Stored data
╔══

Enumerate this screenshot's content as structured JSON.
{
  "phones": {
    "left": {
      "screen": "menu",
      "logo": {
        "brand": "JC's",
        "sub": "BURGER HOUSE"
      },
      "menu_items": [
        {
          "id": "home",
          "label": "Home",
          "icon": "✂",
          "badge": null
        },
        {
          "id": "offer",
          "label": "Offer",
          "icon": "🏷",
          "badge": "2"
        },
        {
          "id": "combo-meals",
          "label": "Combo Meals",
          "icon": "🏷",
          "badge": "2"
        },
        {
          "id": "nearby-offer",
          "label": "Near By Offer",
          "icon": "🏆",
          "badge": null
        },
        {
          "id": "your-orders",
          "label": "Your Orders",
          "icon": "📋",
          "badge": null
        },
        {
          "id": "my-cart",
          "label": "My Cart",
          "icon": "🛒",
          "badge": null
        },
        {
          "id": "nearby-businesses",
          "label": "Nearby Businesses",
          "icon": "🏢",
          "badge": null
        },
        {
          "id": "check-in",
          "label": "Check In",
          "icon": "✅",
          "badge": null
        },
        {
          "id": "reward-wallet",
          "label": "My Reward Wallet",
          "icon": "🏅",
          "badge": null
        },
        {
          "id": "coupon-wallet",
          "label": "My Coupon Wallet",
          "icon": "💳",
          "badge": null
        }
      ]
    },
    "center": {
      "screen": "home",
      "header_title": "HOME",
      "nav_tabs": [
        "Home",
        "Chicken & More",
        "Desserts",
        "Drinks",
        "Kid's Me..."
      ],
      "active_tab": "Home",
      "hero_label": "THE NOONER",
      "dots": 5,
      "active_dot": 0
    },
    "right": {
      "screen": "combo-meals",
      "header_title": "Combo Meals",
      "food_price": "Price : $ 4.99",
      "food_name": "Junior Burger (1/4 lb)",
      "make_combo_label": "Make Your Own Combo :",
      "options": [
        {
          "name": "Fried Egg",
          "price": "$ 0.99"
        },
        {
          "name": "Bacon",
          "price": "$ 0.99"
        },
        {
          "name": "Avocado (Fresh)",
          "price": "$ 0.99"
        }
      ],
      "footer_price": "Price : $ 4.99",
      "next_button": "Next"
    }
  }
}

╚══

**Task directions**
Every record shown above must be echoed exactly.

**Response**
Enumerate this screenshot's content as structured JSON.
{
  "phones": {
    "left": {
      "screen": "menu",
      "logo": {
        "brand": "JC's",
        "sub": "BURGER HOUSE"
      },
      "menu_items": [
        {
          "id": "home",
          "label": "Home",
          "icon": "✂",
          "badge": null
        },
        {
          "id": "offer",
          "label": "Offer",
          "icon": "🏷",
          "badge": "2"
        },
        {
          "id": "combo-meals",
          "label": "Combo Meals",
          "icon": "🏷",
          "badge": "2"
        },
        {
          "id": "nearby-offer",
          "label": "Near By Offer",
          "icon": "🏆",
          "badge": null
        },
        {
          "id": "your-orders",
          "label": "Your Orders",
          "icon": "📋",
          "badge": null
        },
        {
          "id": "my-cart",
          "label": "My Cart",
          "icon": "🛒",
          "badge": null
        },
        {
          "id": "nearby-businesses",
          "label": "Nearby Businesses",
          "icon": "🏢",
          "badge": null
        },
        {
          "id": "check-in",
          "label": "Check In",
          "icon": "✅",
          "badge": null
        },
        {
          "id": "reward-wallet",
          "label": "My Reward Wallet",
          "icon": "🏅",
          "badge": null
        },
        {
          "id": "coupon-wallet",
          "label": "My Coupon Wallet",
          "icon": "💳",
          "badge": null
        }
      ]
    },
    "center": {
      "screen": "home",
      "header_title": "HOME",
      "nav_tabs": [
        "Home",
        "Chicken & More",
        "Desserts",
        "Drinks",
        "Kid's Me..."
      ],
      "active_tab": "Home",
      "hero_label": "THE NOONER",
      "dots": 5,
      "active_dot": 0
    },
    "right": {
      "screen": "combo-meals",
      "header_title": "Combo Meals",
      "food_price": "Price : $ 4.99",
      "food_name": "Junior Burger (1/4 lb)",
      "make_combo_label": "Make Your Own Combo :",
      "options": [
        {
          "name": "Fried Egg",
          "price": "$ 0.99"
        },
        {
          "name": "Bacon",
          "price": "$ 0.99"
        },
        {
          "name": "Avocado (Fresh)",
          "price": "$ 0.99"
        }
      ],
      "footer_price": "Price : $ 4.99",
      "next_button": "Next"
    }
  }
}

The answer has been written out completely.